> [EXERCISE TASK]: Reproduce word for word the part of the catalog example below, starting with "private static final" and going on through "backs the table.".

> [READING TEXT]:
-- BEGIN --

Here is a whole catalog — a schema with a table, a view, and two macros:
// VGI-Java example: constructing a catalog (schema · table · view · macros).
//
// Functions are one half of what a worker can serve; the other is the catalog —
// the schemas, tables, views, and macros SQL users expect. None of these extend
// a base class. You build small descriptor objects and register them on the
// Worker builder, and DuckDB surfaces them like any local catalog object.
//
// This builds a `catalog` schema with:
// - a table `first_five`, whose rows come from the `numbers` table function
// - a view `evens` over that table
// - a scalar macro `triple` and a table macro `below`
//
// ATTACH 'demo' AS demo (TYPE vgi, LOCATION 'launch:/abs/path/bin/runCatalog');
// SELECT * FROM demo.catalog.first_five; -- 0,1,2,3,4
// SELECT * FROM demo.catalog.evens; -- 0,2,4
package farm.query.vgi.examples;
import farm.query.vgi.Worker;
import farm.query.vgi.catalog.CatalogTable;
import farm.query.vgi.catalog.Macro;
import farm.query.vgi.catalog.MacroType;
import farm.query.vgi.catalog.View;
import farm.query.vgi.internal.SchemaUtil;
import farm.query.vgi.types.Schemas;
import org.apache.arrow.vector.types.pojo.Schema;
import java.util.List;
import java.util.Map;
public final class CatalogExample {
// A table's columns are an Arrow schema, serialized to IPC bytes.
private static final byte[] FIRST_FIVE_COLUMNS = SchemaUtil.serializeSchema(
new Schema(List.of(Schemas.nullable("n", Schemas.INT64))));
/**
* Register the catalog objects onto an existing worker. The worker must also
* register the {@code numbers} table function ({@link TableExample}) that
* backs the table.
*/
public static Worker register(Worker w) {
return w
.schemaComment("catalog", "Tables, views, and macros built by hand")
// A table whose rows are produced by a function. `scanFunction`
// names the backing function and its arguments — here `numbers(5)`,
// which the worker itself serves. Its one INT64 output column maps
// (by position) onto the table's declared `n` column.
.registerCatalogTable(CatalogTable.builder("catalog", "first_five", FIRST_FIVE_COLUMNS)
.comment("The integers 0..4")
.scanFunction("numbers", List.of((Object) 5L), Map.of())
.cardinality(5, 5)
.build())
// A view is SQL the engine expands at query time.
.registerView(new View("catalog", "evens",
"SELECT n FROM catalog.first_five WHERE n % 2 = 0",
"Even values from first_five"))

-- END --

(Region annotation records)
-- BEGIN --

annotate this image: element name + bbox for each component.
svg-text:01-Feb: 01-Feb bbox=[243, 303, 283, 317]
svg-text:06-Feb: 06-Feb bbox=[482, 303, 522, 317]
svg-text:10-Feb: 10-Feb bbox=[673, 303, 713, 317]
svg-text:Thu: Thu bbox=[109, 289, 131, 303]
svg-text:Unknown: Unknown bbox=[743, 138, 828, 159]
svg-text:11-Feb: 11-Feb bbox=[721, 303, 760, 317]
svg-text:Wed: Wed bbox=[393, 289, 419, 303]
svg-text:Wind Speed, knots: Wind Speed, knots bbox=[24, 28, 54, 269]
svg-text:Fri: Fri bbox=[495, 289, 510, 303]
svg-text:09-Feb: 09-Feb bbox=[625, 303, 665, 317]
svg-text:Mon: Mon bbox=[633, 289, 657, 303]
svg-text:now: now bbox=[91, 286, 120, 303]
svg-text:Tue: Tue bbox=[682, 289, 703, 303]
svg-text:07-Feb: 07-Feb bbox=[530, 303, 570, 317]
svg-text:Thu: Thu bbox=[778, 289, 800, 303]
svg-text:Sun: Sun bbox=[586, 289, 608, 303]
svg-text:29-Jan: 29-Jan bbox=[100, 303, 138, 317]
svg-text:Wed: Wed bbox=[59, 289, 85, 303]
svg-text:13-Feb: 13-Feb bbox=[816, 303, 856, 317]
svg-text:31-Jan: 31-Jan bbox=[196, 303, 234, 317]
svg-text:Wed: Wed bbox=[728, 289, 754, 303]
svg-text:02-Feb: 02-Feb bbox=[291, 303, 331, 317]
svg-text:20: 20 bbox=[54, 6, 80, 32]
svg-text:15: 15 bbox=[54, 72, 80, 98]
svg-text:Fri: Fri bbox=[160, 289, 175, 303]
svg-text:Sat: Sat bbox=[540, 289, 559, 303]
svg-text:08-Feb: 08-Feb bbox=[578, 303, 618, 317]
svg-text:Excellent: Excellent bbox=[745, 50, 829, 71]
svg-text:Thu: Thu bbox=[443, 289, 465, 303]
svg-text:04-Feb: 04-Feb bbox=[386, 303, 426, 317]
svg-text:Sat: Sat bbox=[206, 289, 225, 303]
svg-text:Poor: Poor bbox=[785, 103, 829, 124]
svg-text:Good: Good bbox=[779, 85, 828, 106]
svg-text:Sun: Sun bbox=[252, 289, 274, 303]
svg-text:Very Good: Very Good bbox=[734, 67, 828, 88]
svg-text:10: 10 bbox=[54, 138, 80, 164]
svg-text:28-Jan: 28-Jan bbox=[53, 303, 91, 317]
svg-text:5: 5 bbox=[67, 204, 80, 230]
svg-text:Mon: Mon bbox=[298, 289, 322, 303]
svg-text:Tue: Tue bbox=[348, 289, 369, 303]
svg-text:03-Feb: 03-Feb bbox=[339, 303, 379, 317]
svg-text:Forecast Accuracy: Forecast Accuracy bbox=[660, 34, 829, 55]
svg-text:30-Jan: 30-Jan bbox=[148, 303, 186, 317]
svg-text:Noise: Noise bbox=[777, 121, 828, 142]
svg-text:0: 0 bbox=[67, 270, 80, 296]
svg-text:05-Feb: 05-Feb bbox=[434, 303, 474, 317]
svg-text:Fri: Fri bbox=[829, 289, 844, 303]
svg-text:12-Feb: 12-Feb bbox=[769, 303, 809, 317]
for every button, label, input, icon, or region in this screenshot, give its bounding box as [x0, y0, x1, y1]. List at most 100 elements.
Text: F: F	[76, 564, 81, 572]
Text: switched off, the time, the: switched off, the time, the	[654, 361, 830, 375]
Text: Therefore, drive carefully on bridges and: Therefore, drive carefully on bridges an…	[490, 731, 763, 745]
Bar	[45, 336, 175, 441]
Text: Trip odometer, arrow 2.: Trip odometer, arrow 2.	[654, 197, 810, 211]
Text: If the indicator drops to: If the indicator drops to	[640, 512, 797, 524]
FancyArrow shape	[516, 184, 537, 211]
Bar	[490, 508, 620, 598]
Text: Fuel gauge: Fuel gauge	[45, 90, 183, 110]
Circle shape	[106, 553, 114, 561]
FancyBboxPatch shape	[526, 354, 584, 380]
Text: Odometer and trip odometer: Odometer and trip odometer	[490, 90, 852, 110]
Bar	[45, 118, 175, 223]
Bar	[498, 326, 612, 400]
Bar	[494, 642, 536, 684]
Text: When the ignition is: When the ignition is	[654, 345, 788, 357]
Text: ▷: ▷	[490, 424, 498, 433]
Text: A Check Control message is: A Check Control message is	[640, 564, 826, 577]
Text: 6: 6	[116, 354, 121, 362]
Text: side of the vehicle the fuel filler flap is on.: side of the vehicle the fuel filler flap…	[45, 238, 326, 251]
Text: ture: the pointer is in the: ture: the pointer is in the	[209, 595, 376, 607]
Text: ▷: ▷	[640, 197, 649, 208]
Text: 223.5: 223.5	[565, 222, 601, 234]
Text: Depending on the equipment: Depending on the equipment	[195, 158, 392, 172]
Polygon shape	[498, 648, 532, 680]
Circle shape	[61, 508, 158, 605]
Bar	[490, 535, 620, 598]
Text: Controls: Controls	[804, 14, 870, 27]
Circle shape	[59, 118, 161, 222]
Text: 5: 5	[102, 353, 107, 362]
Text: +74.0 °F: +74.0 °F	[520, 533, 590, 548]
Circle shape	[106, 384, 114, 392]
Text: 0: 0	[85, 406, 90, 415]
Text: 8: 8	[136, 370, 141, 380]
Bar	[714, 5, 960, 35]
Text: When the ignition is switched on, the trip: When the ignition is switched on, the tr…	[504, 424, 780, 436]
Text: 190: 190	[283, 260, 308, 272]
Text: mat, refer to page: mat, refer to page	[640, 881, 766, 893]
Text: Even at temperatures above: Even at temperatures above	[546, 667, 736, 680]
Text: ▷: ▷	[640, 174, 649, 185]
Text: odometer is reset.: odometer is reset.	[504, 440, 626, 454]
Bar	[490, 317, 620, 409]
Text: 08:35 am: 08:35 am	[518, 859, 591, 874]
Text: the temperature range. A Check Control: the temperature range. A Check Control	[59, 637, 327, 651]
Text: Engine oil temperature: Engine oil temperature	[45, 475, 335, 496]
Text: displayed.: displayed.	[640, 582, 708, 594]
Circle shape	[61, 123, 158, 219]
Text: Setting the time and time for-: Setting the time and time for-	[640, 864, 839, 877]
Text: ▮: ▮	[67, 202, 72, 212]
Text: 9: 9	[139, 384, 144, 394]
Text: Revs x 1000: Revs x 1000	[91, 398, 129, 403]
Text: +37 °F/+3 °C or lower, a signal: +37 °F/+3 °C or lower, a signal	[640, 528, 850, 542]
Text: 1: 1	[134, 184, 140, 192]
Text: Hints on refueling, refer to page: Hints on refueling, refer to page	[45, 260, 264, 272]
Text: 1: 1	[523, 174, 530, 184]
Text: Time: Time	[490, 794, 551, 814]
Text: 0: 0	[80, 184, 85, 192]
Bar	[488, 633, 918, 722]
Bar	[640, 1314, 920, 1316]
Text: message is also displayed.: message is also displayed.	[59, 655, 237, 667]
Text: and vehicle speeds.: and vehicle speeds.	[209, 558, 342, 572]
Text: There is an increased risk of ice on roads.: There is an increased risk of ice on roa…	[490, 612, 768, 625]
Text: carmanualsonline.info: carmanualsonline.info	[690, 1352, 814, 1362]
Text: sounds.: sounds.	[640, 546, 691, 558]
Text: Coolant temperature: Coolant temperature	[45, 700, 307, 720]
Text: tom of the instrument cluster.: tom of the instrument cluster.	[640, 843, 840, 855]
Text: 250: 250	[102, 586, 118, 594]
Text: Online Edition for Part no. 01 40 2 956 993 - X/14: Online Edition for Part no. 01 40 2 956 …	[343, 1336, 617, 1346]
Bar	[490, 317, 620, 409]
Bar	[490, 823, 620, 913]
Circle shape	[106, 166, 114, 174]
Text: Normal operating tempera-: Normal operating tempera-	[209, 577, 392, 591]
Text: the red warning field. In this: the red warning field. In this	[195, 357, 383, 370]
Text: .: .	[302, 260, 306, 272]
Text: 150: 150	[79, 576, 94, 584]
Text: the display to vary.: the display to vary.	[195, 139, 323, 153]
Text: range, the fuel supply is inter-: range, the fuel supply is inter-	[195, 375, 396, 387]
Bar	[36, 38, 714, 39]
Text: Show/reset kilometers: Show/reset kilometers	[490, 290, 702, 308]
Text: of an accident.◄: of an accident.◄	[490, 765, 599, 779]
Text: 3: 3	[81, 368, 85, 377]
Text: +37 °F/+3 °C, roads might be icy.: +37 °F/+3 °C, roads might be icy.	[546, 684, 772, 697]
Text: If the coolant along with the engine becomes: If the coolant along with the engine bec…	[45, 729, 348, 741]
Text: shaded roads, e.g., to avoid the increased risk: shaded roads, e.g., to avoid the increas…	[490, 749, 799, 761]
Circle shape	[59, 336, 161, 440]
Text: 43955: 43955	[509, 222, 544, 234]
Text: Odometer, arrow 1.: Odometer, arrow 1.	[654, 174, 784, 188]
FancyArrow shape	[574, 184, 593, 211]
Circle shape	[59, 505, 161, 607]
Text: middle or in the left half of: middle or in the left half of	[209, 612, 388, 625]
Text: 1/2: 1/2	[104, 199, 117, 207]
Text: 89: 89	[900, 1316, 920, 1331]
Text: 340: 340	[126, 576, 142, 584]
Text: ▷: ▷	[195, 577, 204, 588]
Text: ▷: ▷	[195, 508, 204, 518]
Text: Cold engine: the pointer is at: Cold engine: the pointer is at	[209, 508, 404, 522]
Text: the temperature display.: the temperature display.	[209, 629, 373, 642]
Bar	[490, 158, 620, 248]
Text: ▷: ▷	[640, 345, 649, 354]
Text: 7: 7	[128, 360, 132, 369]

-- END --

> [ANSWER BELOW]:
private static final byte[] FIRST_FIVE_COLUMNS = SchemaUtil.serializeSchema(
new Schema(List.of(Schemas.nullable("n", Schemas.INT64))));
/**
* Register the catalog objects onto an existing worker. The worker must also
* register the {@code numbers} table function ({@link TableExample}) that
* backs the table.